───── PASSAGE ─────
To help clients avoid investing in untested platforms or apps, Golin operates a "digital platform council," which monitors dozens of emerging platforms and pushes out updates and recommendations to clients.
"What we look at for clients is, what is the story you need to tell? Is your audience there?," he says. "We’ll tell [clients] to hold off getting in until we have enough data to really support the fact that their customers are really there."
Fast-food chain Chick-fil-A takes a similar approach with its highly regarded social media strategy, according to Emily Randall, a digital and social media consultant for the brand.
"We ask ourselves what business objective the new platform could help us reach that other channels can't provide," she says. "Some specific factors we consider include the audience, channel capabilities, content strategy, and what resources would be required to manage the new channel."
While Beringer, Randal, and Vaynerchuk say audience may be the decisive factor, communicators should also pay attention to features introduced on emerging platforms. Between two hypothetical platforms with an equal number of users, the one that offers brands and marketers the most efficient and effective suite of tool, analytics, and ad services is a better investment.
For example, Beringer points to how Twitter solidified Periscope’s advantage over Meerkat by proactively providing potential brand users with detailed information and analytics about its user base.
"It gave marketers a sense of comfort with being able to try something themselves," Beringer says.
Another benefit of tracking emerging platforms’ and apps’ features is that established companies will sometimes see a new feature and roll it into their own platform’s functionality.
One of Peach’s features, called magic words, makes the app display different interface options like videos and drawing tools based on a set of keywords. Beringer says it caught his eye.
"I think the magic words piece of Peach is pretty cool, and you could easily imagine how – if the user base materializes and brands really start to pay attention – magic words could have brand extensions to them," Beringer says. "Imagine things like sponsored magic words, where brands could have trigger words built into the app for a period of time that add functionality, and it becomes a paid or promotional sponsorship opportunity."
─────
WORK INSTRUCTIONS:
a: In the passage on emerging social platforms, what does Golin's digital platform council do?
b: In one to three sentences, explain why the passage on emerging social platforms says communicators should pay attention to the features new platforms introduce.
c: Continue the passage on emerging social platforms from where it stops.
───── LISTED RECORDS ─────
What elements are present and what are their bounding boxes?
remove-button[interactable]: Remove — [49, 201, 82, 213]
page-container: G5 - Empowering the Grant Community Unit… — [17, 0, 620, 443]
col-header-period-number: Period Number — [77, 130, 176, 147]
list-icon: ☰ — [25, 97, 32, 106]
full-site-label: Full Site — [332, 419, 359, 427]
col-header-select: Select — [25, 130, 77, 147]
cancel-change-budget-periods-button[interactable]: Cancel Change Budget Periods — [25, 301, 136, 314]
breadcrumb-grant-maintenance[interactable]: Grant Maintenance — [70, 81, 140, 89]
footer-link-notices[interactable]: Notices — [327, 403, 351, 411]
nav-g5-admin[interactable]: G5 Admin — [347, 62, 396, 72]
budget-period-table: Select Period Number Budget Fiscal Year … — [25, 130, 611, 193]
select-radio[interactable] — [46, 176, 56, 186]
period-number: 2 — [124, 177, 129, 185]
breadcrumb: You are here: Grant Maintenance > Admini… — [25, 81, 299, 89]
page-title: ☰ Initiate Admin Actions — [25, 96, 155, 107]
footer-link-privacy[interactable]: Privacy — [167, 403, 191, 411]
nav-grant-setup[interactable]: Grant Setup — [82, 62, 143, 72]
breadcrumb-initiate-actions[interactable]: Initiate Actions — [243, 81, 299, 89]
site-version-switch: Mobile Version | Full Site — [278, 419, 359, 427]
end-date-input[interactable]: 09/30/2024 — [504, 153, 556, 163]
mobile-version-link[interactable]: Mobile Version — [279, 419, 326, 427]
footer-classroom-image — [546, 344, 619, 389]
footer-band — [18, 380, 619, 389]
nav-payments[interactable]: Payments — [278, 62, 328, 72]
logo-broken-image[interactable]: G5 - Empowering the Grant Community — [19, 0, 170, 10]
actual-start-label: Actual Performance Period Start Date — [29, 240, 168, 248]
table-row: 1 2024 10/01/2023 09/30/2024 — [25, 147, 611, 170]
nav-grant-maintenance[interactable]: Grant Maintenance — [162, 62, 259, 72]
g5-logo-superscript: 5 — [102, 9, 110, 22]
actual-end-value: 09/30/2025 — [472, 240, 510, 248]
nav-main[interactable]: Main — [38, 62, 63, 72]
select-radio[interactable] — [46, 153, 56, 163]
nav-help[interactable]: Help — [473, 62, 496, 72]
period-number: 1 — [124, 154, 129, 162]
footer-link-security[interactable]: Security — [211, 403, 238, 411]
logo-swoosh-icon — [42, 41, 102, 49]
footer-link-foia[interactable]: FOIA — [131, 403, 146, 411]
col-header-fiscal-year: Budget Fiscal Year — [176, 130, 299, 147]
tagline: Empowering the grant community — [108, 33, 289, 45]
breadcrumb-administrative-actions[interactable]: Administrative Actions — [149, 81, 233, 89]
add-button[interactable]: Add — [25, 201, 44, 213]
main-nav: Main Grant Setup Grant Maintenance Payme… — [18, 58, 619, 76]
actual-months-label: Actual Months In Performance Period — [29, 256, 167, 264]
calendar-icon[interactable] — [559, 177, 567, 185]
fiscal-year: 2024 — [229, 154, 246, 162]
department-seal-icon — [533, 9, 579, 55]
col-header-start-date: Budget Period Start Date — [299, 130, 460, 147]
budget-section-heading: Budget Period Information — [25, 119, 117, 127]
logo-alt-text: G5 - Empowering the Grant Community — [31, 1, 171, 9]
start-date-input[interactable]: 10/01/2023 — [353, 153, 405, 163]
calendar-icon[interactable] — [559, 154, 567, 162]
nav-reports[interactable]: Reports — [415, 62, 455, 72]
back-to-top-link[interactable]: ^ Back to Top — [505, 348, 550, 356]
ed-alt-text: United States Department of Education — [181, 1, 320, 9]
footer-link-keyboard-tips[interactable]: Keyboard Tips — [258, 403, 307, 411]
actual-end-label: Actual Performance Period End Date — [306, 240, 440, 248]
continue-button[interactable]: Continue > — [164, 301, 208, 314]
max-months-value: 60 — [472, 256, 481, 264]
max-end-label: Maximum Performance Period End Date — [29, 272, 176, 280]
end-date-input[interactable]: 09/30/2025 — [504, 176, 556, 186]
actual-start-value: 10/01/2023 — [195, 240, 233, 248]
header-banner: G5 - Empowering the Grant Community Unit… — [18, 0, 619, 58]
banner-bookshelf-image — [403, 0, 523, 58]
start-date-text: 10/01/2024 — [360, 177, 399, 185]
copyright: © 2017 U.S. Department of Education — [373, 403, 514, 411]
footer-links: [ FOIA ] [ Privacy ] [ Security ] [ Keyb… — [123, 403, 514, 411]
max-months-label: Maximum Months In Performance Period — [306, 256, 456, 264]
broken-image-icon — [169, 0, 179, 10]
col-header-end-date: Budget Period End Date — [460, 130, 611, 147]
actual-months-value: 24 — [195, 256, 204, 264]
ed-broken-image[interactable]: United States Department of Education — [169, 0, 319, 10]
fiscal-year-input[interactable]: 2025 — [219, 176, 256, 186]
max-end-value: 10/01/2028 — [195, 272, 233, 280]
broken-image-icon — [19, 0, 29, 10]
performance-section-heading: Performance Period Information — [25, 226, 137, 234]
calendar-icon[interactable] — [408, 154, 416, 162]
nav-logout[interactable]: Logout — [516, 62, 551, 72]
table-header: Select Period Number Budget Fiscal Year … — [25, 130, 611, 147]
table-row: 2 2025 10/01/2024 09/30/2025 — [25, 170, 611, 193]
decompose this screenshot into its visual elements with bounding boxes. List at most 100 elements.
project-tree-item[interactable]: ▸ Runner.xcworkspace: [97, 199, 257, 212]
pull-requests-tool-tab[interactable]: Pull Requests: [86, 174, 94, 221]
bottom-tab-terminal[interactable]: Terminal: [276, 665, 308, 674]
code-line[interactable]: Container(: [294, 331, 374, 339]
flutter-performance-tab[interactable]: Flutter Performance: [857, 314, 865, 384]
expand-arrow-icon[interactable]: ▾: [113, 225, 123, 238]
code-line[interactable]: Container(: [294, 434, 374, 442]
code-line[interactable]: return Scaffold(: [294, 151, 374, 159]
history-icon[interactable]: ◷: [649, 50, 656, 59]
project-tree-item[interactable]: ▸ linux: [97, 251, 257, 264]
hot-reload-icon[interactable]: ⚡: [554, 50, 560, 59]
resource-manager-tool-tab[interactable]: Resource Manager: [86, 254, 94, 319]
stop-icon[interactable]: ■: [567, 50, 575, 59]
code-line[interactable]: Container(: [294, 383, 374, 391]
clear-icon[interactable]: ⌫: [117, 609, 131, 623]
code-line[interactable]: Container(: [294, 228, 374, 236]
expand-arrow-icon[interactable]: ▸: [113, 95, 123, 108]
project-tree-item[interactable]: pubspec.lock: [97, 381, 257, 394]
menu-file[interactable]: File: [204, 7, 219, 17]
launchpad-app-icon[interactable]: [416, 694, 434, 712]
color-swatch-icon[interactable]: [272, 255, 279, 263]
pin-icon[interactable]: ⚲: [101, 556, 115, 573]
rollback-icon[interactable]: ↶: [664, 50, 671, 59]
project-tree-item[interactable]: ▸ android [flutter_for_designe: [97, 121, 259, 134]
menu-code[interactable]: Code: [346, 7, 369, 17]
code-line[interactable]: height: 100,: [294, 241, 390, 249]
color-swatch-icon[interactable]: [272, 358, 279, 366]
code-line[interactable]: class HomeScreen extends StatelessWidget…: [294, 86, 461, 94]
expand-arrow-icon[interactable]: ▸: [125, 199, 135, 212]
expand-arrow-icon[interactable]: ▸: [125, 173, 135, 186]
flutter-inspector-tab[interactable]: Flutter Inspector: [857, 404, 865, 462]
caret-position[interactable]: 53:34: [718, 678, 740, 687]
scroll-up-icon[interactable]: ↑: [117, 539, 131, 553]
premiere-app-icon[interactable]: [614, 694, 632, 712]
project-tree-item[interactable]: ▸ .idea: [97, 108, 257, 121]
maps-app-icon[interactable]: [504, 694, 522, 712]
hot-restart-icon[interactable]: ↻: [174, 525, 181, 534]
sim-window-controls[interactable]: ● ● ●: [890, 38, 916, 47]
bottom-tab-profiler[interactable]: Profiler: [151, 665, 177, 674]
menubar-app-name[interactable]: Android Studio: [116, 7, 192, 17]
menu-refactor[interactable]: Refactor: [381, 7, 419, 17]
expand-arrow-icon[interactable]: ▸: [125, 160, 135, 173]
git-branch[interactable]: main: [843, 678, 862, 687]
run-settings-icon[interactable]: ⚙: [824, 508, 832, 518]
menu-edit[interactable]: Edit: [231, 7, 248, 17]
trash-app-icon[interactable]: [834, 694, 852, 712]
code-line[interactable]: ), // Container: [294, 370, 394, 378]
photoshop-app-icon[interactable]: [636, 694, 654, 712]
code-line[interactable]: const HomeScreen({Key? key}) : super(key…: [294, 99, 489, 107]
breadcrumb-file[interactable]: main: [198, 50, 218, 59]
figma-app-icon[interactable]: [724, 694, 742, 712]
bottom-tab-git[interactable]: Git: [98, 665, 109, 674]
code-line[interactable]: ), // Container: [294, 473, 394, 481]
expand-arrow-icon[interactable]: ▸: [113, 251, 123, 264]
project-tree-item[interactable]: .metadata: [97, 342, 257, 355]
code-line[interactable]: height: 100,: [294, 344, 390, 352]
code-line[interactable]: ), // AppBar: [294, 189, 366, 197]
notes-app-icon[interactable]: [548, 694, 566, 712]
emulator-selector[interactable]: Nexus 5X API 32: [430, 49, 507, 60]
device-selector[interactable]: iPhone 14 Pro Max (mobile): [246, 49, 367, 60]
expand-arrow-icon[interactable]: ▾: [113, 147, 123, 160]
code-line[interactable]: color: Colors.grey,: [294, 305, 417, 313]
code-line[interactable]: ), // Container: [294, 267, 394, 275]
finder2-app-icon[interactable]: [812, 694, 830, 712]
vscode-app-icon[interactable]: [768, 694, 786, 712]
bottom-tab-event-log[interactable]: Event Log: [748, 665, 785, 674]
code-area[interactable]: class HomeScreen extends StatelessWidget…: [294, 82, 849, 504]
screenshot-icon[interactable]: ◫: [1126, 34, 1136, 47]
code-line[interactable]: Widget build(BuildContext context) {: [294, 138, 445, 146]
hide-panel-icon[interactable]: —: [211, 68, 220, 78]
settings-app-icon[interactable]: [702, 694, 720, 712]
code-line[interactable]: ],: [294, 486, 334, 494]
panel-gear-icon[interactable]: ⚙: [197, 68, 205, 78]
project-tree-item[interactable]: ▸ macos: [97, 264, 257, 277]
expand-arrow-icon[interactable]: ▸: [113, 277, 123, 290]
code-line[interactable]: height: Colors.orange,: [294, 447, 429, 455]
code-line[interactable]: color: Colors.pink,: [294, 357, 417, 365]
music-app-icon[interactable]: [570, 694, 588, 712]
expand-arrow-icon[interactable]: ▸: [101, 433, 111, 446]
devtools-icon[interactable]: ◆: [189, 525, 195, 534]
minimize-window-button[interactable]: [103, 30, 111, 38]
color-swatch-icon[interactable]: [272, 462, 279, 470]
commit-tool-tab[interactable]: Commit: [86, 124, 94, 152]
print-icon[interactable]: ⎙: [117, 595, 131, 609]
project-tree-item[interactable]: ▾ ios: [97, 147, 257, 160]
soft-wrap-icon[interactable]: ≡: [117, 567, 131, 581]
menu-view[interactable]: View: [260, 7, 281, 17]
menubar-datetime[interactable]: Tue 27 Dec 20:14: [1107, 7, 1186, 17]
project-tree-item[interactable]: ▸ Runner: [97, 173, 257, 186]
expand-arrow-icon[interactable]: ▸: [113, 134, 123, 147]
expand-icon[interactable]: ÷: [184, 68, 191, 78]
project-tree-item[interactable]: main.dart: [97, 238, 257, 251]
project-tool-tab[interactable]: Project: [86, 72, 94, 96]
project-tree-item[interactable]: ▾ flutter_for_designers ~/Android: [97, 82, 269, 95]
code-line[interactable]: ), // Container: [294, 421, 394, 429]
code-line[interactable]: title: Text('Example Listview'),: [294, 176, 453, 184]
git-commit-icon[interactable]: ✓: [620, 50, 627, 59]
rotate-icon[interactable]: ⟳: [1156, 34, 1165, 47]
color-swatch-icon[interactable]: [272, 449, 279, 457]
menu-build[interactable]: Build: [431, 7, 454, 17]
─────
LIST OF ANSWERS:
a: It monitors dozens of emerging platforms and pushes out updates and recommendations to clients.

b: Between two platforms with an equal number of users, the one that offers brands and marketers the most efficient and effective suite of tools, analytics, and ad services is the better investment. Tracking features also matters because established companies sometimes see a new feature and roll it into their own platform's functionality.

c:
Beringer says there’s always a risk that a more established platform could replicate an emerging platform’s functionalities for its already established user base, effectively removing one incentive to switch to the emerging platform. However, for users, there’s no drawback to experimenting. If a brand figures out how to leverage something like magic words, and Facebook or Twitter introduces a similar feature, that brand will be a step ahead on those platforms.
When early adoption works
Vaynerchuk notes that for marketers, it’s not advisable to invest in a new platform too early, unless the act of planting a flag and being visibly active on that technology carries an intrinsic value.
"It’s crazy to start thinking about doing marketing campaigns when you’re a Fortune 500 company a week or two in – unless you’re doing it for the headlines from the press as a proxy to being a first-mover," Vaynerchuk says.
Beringer has a similar view.
"It’s definitely worth experimentation for the right kinds of brands. Some of our clients, their brand identity is very much aligned with being an early mover and trying and testing things whether or not they materialize to millions and millions of users," he says.
Randal and Vaynerchuk also point out there are always exceptions to the wait-and-see approach. Vaynerchuk points to the rapid establishment and success of Vine. "That was even quicker than six months, and I moved very quickly," he notes, and Randal says there are no "hard and fast" rules.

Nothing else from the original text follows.